TASK BRIEF –
Check every line below for the word "systems" and copy each one that has it.

+++

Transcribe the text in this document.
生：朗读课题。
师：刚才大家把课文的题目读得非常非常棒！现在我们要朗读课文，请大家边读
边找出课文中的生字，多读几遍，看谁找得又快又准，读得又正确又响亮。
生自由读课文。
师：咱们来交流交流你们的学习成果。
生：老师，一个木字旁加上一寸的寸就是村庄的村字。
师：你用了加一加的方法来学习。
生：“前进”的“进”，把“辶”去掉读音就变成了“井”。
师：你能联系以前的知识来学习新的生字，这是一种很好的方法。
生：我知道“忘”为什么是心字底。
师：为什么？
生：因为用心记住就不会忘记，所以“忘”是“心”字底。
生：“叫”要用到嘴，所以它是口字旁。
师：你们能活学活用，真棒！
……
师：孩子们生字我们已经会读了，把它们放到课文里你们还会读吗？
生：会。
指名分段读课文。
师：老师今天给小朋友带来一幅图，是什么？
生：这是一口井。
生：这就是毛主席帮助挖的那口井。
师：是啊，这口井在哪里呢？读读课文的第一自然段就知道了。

+++

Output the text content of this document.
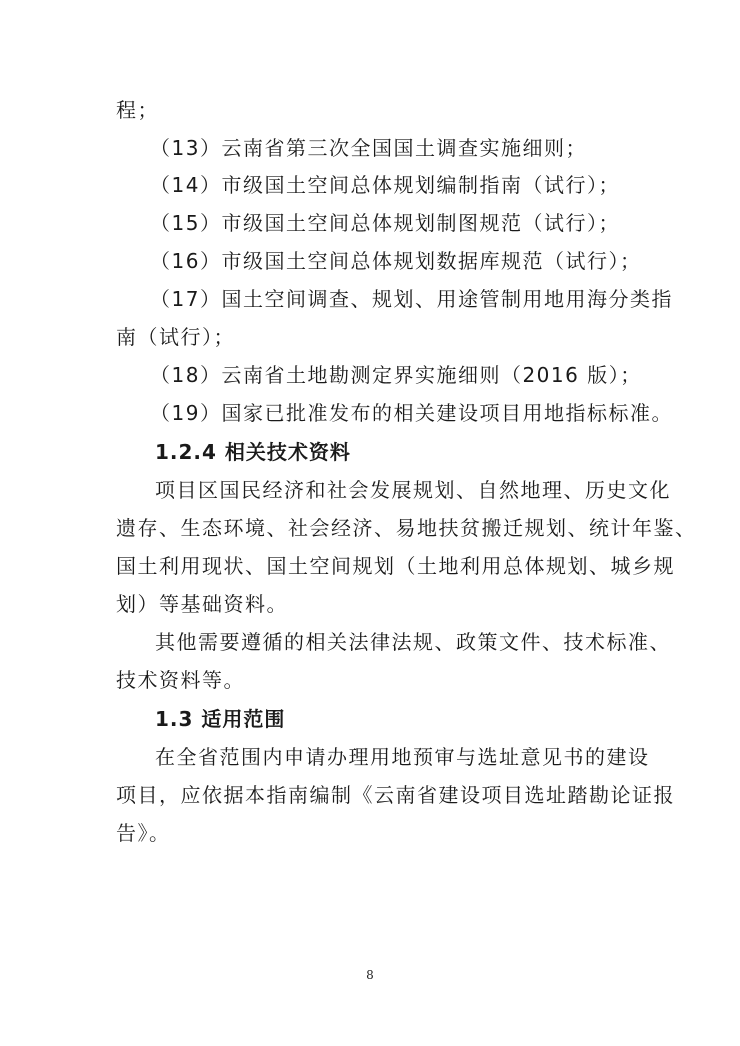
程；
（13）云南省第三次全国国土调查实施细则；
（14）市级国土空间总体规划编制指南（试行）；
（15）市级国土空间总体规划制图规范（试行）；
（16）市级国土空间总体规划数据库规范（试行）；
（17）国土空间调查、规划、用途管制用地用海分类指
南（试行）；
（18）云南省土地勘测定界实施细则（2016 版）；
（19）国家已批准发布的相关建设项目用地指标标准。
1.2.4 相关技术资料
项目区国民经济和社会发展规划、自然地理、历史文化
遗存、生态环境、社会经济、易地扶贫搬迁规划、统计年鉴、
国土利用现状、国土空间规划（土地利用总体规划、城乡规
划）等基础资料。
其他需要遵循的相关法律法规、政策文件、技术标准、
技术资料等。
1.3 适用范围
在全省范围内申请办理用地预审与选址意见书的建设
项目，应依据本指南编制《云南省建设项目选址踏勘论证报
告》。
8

+++

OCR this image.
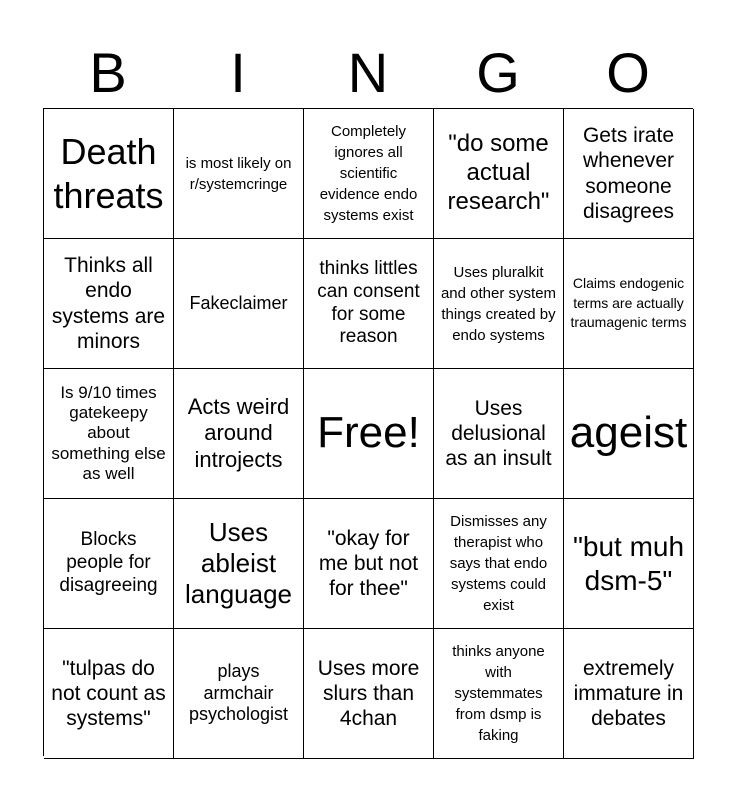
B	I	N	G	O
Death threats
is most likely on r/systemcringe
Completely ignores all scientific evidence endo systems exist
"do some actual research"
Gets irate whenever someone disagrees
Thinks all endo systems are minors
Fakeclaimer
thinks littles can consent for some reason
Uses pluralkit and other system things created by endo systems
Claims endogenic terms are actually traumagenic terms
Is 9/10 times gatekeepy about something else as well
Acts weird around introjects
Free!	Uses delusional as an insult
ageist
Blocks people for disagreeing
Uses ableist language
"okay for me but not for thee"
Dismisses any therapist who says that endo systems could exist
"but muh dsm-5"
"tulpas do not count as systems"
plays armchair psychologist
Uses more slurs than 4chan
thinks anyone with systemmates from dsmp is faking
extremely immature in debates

+++

FINISHED TASK –
Completely ignores all scientific evidence endo systems exist
Thinks all endo systems are minors
Uses pluralkit and other system things created by endo systems
Dismisses any therapist who says that endo systems could exist
"tulpas do not count as systems"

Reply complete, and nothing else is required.